---- MATERIALS PROVIDED
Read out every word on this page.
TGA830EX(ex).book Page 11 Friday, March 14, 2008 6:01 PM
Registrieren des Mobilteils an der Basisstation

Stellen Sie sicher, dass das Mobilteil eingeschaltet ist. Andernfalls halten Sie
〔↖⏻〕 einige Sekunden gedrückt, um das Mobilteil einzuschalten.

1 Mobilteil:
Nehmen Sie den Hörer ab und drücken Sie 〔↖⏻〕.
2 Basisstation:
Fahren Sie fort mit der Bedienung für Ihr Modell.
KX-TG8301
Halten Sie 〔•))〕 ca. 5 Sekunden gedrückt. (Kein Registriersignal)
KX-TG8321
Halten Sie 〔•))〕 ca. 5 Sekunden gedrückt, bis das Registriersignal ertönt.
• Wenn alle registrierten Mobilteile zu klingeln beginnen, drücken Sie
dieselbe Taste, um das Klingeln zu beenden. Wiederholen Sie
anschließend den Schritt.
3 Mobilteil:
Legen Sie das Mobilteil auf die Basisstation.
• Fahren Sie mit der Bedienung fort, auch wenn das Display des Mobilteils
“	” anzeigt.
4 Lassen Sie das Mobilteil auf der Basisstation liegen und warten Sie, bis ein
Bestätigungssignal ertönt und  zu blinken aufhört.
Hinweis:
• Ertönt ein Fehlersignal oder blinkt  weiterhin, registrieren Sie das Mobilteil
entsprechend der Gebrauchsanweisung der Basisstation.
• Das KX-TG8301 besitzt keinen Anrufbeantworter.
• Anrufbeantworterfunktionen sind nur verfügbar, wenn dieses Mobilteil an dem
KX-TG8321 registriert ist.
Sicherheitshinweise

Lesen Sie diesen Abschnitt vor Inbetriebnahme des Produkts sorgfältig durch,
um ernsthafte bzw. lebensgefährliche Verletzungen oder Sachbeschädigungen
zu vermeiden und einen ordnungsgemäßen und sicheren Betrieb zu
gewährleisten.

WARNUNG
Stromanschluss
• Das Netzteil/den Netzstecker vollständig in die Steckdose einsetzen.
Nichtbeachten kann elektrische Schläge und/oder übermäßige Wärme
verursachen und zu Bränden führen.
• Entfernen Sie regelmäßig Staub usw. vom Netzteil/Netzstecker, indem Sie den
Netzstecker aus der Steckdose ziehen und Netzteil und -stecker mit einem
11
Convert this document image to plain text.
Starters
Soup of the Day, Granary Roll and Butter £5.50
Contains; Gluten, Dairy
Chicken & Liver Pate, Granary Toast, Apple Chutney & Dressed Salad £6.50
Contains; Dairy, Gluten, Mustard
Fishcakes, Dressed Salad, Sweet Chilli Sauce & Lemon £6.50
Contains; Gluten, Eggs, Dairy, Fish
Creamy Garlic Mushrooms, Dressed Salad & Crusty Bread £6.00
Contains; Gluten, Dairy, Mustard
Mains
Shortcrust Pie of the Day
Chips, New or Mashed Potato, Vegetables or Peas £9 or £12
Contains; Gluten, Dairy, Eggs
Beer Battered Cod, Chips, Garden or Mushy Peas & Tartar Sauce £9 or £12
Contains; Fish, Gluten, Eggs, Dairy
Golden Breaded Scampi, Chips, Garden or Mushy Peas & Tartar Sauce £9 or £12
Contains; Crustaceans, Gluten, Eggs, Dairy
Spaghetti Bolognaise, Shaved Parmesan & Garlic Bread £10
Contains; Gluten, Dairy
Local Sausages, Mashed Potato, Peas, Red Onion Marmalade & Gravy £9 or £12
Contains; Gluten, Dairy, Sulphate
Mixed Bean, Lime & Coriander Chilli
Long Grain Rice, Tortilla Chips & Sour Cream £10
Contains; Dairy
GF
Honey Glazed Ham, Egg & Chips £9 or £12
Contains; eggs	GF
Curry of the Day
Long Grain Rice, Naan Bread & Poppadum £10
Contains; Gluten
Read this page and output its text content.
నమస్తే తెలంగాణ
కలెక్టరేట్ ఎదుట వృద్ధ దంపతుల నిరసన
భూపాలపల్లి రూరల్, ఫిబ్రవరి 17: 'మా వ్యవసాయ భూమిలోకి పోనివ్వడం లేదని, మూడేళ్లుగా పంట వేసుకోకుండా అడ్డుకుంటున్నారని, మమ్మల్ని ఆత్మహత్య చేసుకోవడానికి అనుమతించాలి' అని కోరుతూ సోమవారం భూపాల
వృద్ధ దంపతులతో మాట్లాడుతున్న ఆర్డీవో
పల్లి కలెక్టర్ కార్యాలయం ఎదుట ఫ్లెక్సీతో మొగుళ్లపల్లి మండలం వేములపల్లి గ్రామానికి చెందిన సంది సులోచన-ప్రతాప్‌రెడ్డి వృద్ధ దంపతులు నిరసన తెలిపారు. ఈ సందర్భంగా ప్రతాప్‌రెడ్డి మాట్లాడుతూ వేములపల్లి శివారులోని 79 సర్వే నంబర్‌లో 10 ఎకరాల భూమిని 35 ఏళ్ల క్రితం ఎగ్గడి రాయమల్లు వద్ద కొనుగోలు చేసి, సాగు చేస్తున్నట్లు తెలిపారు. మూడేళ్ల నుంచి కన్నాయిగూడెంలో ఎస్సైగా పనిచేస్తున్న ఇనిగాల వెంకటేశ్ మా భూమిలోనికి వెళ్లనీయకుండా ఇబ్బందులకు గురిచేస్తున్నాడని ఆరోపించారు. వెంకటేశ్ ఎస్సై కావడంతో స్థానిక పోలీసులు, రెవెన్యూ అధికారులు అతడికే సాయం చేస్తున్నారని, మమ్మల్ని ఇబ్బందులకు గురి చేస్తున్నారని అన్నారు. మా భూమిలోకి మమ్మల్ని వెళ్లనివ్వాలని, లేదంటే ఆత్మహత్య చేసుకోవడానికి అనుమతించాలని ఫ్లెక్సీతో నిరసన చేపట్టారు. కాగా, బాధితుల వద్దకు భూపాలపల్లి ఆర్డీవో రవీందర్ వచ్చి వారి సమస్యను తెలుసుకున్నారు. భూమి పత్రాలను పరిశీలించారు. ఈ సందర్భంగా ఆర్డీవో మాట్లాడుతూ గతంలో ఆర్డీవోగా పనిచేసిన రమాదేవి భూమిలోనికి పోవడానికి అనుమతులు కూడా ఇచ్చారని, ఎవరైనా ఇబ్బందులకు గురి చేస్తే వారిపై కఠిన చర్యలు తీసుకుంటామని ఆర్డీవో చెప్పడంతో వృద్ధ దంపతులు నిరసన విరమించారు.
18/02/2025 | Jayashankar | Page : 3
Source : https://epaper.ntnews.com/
--------
## TASK TO CARRY OUT
Write out the full set of records exactly as given.

## RESULT
Read out every word on this page.
TGA830EX(ex).book Page 11 Friday, March 14, 2008 6:01 PM
Registrieren des Mobilteils an der Basisstation

Stellen Sie sicher, dass das Mobilteil eingeschaltet ist. Andernfalls halten Sie
〔↖⏻〕 einige Sekunden gedrückt, um das Mobilteil einzuschalten.

1 Mobilteil:
Nehmen Sie den Hörer ab und drücken Sie 〔↖⏻〕.
2 Basisstation:
Fahren Sie fort mit der Bedienung für Ihr Modell.
KX-TG8301
Halten Sie 〔•))〕 ca. 5 Sekunden gedrückt. (Kein Registriersignal)
KX-TG8321
Halten Sie 〔•))〕 ca. 5 Sekunden gedrückt, bis das Registriersignal ertönt.
• Wenn alle registrierten Mobilteile zu klingeln beginnen, drücken Sie
dieselbe Taste, um das Klingeln zu beenden. Wiederholen Sie
anschließend den Schritt.
3 Mobilteil:
Legen Sie das Mobilteil auf die Basisstation.
• Fahren Sie mit der Bedienung fort, auch wenn das Display des Mobilteils
“	” anzeigt.
4 Lassen Sie das Mobilteil auf der Basisstation liegen und warten Sie, bis ein
Bestätigungssignal ertönt und  zu blinken aufhört.
Hinweis:
• Ertönt ein Fehlersignal oder blinkt  weiterhin, registrieren Sie das Mobilteil
entsprechend der Gebrauchsanweisung der Basisstation.
• Das KX-TG8301 besitzt keinen Anrufbeantworter.
• Anrufbeantworterfunktionen sind nur verfügbar, wenn dieses Mobilteil an dem
KX-TG8321 registriert ist.
Sicherheitshinweise

Lesen Sie diesen Abschnitt vor Inbetriebnahme des Produkts sorgfältig durch,
um ernsthafte bzw. lebensgefährliche Verletzungen oder Sachbeschädigungen
zu vermeiden und einen ordnungsgemäßen und sicheren Betrieb zu
gewährleisten.

WARNUNG
Stromanschluss
• Das Netzteil/den Netzstecker vollständig in die Steckdose einsetzen.
Nichtbeachten kann elektrische Schläge und/oder übermäßige Wärme
verursachen und zu Bränden führen.
• Entfernen Sie regelmäßig Staub usw. vom Netzteil/Netzstecker, indem Sie den
Netzstecker aus der Steckdose ziehen und Netzteil und -stecker mit einem
11
Convert this document image to plain text.
Starters
Soup of the Day, Granary Roll and Butter £5.50
Contains; Gluten, Dairy
Chicken & Liver Pate, Granary Toast, Apple Chutney & Dressed Salad £6.50
Contains; Dairy, Gluten, Mustard
Fishcakes, Dressed Salad, Sweet Chilli Sauce & Lemon £6.50
Contains; Gluten, Eggs, Dairy, Fish
Creamy Garlic Mushrooms, Dressed Salad & Crusty Bread £6.00
Contains; Gluten, Dairy, Mustard
Mains
Shortcrust Pie of the Day
Chips, New or Mashed Potato, Vegetables or Peas £9 or £12
Contains; Gluten, Dairy, Eggs
Beer Battered Cod, Chips, Garden or Mushy Peas & Tartar Sauce £9 or £12
Contains; Fish, Gluten, Eggs, Dairy
Golden Breaded Scampi, Chips, Garden or Mushy Peas & Tartar Sauce £9 or £12
Contains; Crustaceans, Gluten, Eggs, Dairy
Spaghetti Bolognaise, Shaved Parmesan & Garlic Bread £10
Contains; Gluten, Dairy
Local Sausages, Mashed Potato, Peas, Red Onion Marmalade & Gravy £9 or £12
Contains; Gluten, Dairy, Sulphate
Mixed Bean, Lime & Coriander Chilli
Long Grain Rice, Tortilla Chips & Sour Cream £10
Contains; Dairy
GF
Honey Glazed Ham, Egg & Chips £9 or £12
Contains; eggs	GF
Curry of the Day
Long Grain Rice, Naan Bread & Poppadum £10
Contains; Gluten
Read this page and output its text content.
నమస్తే తెలంగాణ
కలెక్టరేట్ ఎదుట వృద్ధ దంపతుల నిరసన
భూపాలపల్లి రూరల్, ఫిబ్రవరి 17: 'మా వ్యవసాయ భూమిలోకి పోనివ్వడం లేదని, మూడేళ్లుగా పంట వేసుకోకుండా అడ్డుకుంటున్నారని, మమ్మల్ని ఆత్మహత్య చేసుకోవడానికి అనుమతించాలి' అని కోరుతూ సోమవారం భూపాల
వృద్ధ దంపతులతో మాట్లాడుతున్న ఆర్డీవో
పల్లి కలెక్టర్ కార్యాలయం ఎదుట ఫ్లెక్సీతో మొగుళ్లపల్లి మండలం వేములపల్లి గ్రామానికి చెందిన సంది సులోచన-ప్రతాప్‌రెడ్డి వృద్ధ దంపతులు నిరసన తెలిపారు. ఈ సందర్భంగా ప్రతాప్‌రెడ్డి మాట్లాడుతూ వేములపల్లి శివారులోని 79 సర్వే నంబర్‌లో 10 ఎకరాల భూమిని 35 ఏళ్ల క్రితం ఎగ్గడి రాయమల్లు వద్ద కొనుగోలు చేసి, సాగు చేస్తున్నట్లు తెలిపారు. మూడేళ్ల నుంచి కన్నాయిగూడెంలో ఎస్సైగా పనిచేస్తున్న ఇనిగాల వెంకటేశ్ మా భూమిలోనికి వెళ్లనీయకుండా ఇబ్బందులకు గురిచేస్తున్నాడని ఆరోపించారు. వెంకటేశ్ ఎస్సై కావడంతో స్థానిక పోలీసులు, రెవెన్యూ అధికారులు అతడికే సాయం చేస్తున్నారని, మమ్మల్ని ఇబ్బందులకు గురి చేస్తున్నారని అన్నారు. మా భూమిలోకి మమ్మల్ని వెళ్లనివ్వాలని, లేదంటే ఆత్మహత్య చేసుకోవడానికి అనుమతించాలని ఫ్లెక్సీతో నిరసన చేపట్టారు. కాగా, బాధితుల వద్దకు భూపాలపల్లి ఆర్డీవో రవీందర్ వచ్చి వారి సమస్యను తెలుసుకున్నారు. భూమి పత్రాలను పరిశీలించారు. ఈ సందర్భంగా ఆర్డీవో మాట్లాడుతూ గతంలో ఆర్డీవోగా పనిచేసిన రమాదేవి భూమిలోనికి పోవడానికి అనుమతులు కూడా ఇచ్చారని, ఎవరైనా ఇబ్బందులకు గురి చేస్తే వారిపై కఠిన చర్యలు తీసుకుంటామని ఆర్డీవో చెప్పడంతో వృద్ధ దంపతులు నిరసన విరమించారు.
18/02/2025 | Jayashankar | Page : 3
Source : https://epaper.ntnews.com/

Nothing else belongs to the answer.